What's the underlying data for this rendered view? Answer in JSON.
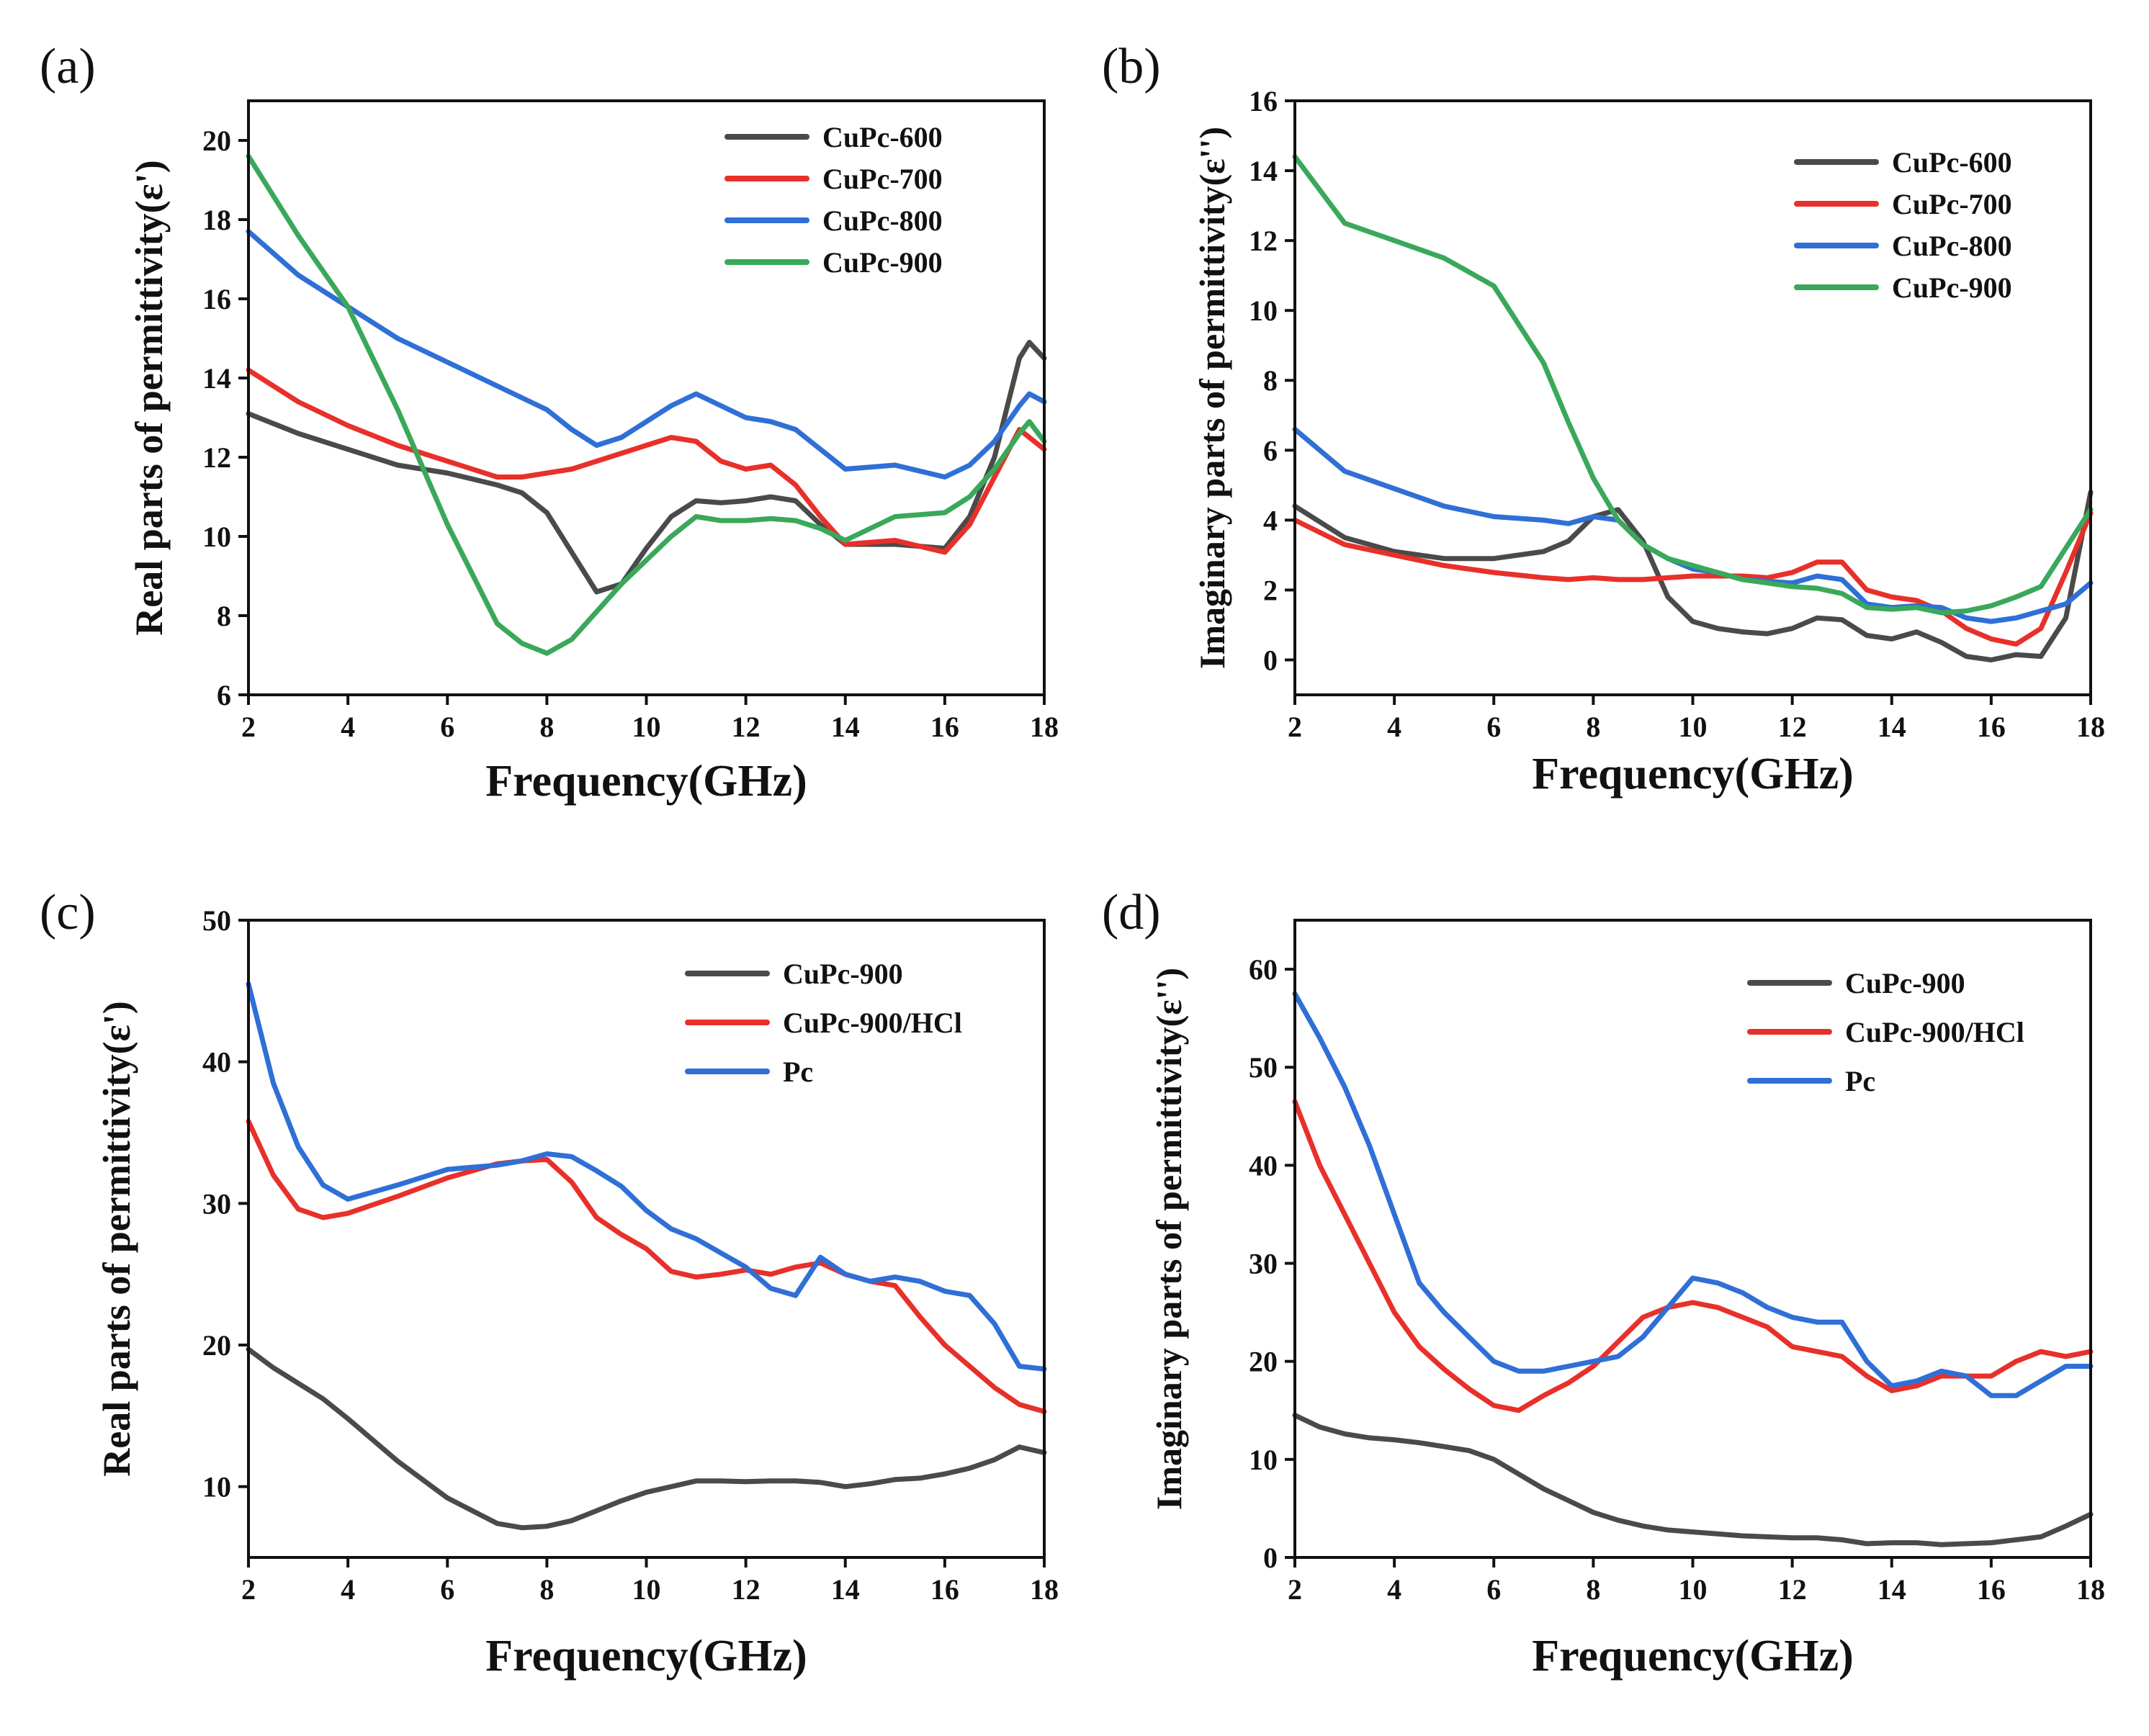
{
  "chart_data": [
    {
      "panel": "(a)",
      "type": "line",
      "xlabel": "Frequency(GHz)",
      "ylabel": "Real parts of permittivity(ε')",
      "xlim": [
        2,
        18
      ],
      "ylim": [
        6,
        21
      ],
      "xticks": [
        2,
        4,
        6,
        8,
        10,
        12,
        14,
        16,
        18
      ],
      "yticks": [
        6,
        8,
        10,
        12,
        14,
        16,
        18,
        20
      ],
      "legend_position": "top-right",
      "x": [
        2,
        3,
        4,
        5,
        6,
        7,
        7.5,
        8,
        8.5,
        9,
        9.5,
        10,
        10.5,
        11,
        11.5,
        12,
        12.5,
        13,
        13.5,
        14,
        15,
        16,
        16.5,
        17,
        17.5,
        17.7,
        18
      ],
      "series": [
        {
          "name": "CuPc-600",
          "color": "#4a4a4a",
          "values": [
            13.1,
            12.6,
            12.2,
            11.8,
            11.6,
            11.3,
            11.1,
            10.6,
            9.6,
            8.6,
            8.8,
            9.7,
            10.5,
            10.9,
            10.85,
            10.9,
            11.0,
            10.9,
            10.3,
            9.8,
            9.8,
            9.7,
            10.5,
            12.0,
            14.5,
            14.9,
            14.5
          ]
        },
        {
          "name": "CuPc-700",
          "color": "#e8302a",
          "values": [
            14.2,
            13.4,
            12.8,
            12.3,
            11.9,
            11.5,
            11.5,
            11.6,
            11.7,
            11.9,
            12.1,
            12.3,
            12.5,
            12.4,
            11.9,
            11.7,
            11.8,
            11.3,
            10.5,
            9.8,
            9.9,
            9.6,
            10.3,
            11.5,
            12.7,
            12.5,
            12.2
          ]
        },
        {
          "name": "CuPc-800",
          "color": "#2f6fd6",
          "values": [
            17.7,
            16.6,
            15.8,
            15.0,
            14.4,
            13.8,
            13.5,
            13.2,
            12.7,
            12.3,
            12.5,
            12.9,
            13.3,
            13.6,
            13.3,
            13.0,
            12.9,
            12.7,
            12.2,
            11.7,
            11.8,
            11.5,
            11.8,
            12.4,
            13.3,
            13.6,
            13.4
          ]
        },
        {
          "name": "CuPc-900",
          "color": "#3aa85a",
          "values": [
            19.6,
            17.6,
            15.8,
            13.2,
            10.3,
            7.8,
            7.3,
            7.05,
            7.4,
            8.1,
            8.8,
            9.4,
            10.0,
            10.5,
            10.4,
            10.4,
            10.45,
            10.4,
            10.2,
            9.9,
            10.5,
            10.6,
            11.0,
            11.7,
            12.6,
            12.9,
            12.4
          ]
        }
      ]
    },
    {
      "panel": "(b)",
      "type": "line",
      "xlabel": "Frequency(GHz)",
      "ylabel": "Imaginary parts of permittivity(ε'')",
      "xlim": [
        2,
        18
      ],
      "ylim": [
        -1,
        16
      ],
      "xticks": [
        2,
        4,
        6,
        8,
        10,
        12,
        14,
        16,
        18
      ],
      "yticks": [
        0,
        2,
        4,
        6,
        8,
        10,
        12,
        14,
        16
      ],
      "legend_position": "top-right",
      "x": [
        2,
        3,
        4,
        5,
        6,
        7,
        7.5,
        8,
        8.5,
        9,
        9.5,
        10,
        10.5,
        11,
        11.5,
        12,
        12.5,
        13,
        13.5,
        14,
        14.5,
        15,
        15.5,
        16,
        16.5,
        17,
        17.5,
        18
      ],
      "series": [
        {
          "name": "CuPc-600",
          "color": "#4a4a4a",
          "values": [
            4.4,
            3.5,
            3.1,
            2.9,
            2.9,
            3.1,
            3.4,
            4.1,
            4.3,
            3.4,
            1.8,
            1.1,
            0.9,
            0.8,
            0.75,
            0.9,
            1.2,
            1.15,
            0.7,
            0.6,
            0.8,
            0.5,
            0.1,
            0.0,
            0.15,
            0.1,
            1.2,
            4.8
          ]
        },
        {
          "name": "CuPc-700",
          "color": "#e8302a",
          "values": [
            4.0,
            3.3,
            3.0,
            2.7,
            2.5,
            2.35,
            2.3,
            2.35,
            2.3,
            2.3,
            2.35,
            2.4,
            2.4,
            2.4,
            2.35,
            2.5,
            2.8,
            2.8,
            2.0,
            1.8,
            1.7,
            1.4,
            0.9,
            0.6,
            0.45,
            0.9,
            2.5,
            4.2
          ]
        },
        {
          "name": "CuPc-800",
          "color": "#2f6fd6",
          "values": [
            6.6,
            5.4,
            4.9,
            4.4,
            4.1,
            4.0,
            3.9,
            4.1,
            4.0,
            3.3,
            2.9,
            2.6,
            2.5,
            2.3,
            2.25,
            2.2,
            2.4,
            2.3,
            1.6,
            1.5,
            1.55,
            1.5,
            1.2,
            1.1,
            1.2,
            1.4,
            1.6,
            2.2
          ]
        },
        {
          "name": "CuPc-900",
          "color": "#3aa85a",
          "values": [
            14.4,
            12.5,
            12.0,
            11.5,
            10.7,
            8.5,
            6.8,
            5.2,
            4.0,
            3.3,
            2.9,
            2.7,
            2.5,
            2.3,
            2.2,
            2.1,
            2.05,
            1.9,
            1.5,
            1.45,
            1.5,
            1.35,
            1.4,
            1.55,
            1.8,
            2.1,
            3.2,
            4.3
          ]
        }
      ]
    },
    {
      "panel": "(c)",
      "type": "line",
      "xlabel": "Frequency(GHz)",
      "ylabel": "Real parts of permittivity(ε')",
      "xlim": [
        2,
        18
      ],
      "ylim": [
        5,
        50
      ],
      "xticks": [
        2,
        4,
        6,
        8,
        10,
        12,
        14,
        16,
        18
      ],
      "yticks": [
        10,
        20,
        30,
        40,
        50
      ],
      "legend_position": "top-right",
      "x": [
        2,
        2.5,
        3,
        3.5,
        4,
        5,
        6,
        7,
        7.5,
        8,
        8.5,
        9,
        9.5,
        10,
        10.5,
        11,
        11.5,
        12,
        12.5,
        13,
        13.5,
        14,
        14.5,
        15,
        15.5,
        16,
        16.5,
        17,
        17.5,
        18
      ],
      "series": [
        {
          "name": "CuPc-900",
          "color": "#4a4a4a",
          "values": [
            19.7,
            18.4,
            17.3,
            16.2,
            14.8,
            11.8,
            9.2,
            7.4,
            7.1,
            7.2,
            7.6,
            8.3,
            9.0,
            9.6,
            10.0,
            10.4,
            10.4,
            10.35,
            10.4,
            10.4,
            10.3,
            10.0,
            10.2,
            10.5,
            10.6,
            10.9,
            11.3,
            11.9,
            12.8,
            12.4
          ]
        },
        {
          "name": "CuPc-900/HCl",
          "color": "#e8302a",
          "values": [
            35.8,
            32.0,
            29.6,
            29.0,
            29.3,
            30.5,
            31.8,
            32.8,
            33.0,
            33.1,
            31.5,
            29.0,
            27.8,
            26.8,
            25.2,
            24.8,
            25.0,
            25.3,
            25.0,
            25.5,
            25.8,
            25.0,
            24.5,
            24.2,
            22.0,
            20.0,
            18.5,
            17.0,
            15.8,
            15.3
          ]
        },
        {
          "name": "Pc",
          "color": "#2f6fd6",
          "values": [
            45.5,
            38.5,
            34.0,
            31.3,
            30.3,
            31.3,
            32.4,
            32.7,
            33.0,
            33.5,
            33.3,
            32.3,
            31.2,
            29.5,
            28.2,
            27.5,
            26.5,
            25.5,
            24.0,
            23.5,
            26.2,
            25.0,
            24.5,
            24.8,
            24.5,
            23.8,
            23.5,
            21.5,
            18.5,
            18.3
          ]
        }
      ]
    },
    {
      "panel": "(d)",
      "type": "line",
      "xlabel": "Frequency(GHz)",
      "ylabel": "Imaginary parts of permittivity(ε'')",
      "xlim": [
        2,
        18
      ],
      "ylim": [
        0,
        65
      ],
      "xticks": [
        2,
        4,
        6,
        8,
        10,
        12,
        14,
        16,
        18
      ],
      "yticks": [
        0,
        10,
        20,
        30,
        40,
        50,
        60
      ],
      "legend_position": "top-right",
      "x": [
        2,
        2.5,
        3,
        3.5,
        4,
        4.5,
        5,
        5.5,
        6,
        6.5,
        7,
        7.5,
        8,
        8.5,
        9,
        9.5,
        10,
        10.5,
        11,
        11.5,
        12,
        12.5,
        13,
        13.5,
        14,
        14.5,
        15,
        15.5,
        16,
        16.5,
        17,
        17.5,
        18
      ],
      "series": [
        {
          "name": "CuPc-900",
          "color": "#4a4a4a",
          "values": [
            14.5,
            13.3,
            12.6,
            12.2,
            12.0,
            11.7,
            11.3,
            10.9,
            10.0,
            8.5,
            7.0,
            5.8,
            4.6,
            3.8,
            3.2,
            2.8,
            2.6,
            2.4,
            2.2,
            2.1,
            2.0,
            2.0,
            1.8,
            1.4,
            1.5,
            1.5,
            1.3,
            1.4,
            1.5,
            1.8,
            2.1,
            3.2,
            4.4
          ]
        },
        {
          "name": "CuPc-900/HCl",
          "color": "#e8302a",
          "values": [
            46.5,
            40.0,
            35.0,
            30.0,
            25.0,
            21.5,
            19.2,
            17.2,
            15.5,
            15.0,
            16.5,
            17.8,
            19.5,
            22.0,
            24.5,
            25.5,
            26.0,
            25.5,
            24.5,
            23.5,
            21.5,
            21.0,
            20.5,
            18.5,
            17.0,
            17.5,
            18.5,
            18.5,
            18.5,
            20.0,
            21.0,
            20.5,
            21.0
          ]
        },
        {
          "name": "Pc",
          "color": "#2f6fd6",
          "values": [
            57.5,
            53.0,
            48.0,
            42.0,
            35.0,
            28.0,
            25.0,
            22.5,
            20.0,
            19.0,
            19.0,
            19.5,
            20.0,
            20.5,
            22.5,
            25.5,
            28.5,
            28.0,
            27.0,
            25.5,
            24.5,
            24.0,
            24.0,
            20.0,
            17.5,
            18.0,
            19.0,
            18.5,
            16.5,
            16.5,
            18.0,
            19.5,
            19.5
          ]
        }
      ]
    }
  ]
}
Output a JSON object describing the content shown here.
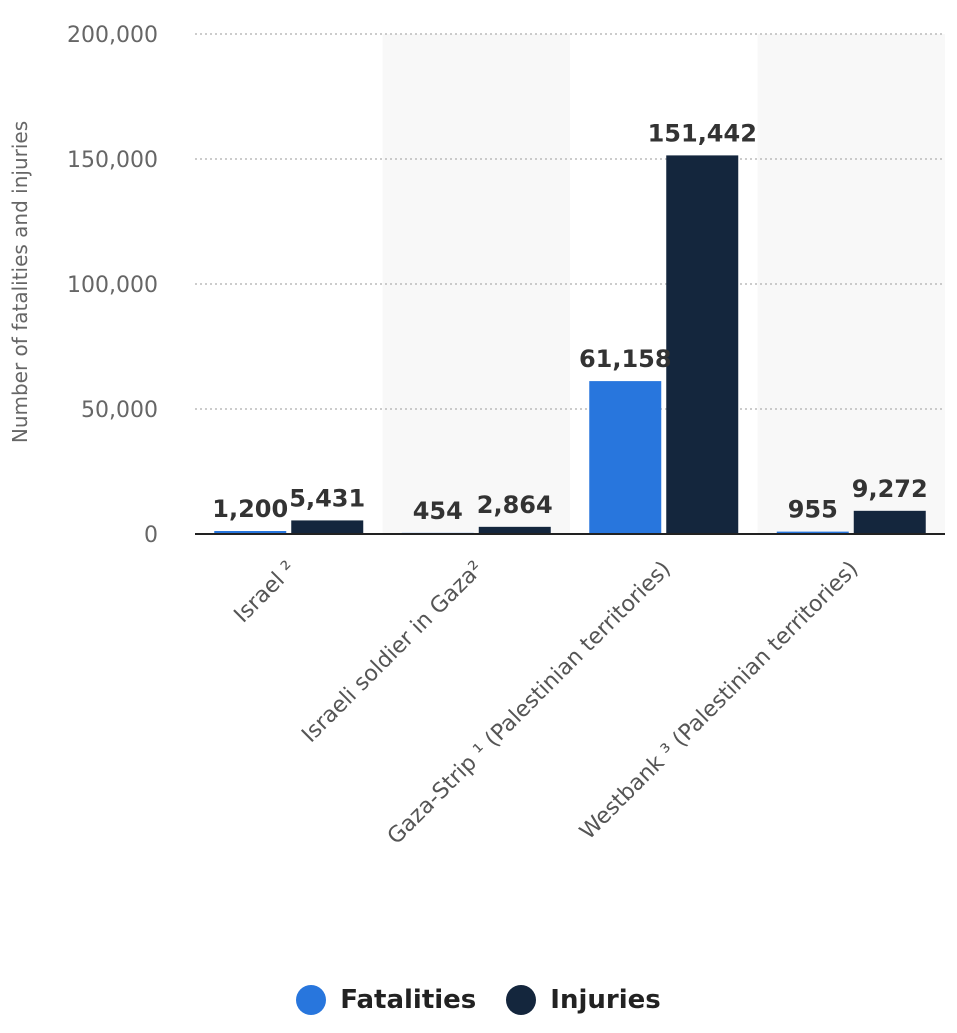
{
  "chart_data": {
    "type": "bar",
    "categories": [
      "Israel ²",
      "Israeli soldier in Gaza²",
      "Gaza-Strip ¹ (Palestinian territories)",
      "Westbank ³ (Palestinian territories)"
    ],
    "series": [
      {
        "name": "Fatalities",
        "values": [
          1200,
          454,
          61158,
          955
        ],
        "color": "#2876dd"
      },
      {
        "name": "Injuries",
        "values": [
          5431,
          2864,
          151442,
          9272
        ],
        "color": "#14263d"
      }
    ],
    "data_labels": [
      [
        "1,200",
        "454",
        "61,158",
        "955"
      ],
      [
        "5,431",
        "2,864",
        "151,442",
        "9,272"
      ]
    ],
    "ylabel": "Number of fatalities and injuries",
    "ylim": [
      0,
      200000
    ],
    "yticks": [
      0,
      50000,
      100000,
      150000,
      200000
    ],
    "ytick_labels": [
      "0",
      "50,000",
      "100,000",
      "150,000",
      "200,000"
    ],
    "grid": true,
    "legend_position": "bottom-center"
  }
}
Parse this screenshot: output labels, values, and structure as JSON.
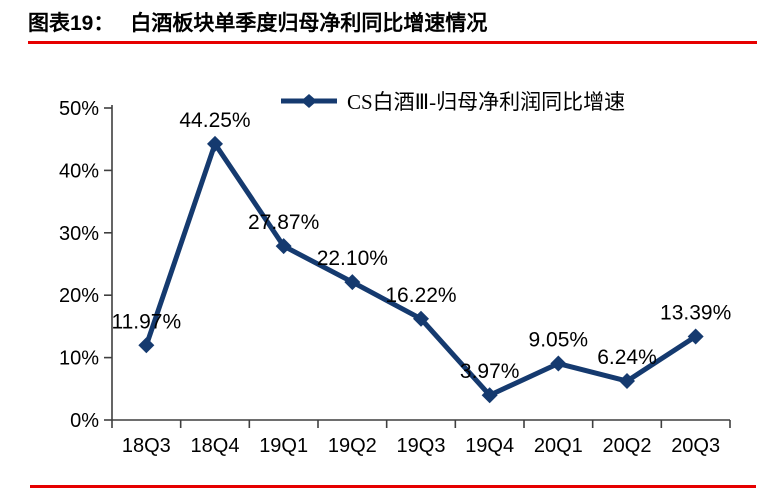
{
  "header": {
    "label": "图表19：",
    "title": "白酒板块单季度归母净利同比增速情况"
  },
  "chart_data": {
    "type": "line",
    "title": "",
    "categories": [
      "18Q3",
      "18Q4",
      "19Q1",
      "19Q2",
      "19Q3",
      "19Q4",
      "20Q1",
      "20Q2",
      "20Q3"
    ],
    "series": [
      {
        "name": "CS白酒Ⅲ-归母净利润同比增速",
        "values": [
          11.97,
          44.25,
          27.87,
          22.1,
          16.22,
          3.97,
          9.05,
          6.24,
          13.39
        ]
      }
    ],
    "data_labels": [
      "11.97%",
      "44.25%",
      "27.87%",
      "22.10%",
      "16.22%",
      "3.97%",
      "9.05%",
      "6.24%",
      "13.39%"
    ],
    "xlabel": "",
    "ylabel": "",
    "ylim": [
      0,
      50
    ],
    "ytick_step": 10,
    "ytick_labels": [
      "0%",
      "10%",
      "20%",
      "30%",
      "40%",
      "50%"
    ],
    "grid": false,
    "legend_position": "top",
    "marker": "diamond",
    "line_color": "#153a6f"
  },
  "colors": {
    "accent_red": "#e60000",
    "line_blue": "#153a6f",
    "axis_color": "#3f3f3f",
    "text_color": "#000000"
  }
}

# # # # # # #

→ YOUR INSTRUCTIONS
Pull out every line containing "this".

→ TASK RESPONSE
What's the underlying data for this rendered view? Answer in JSON.
Parse this screenshot: output labels, values, and structure as JSON.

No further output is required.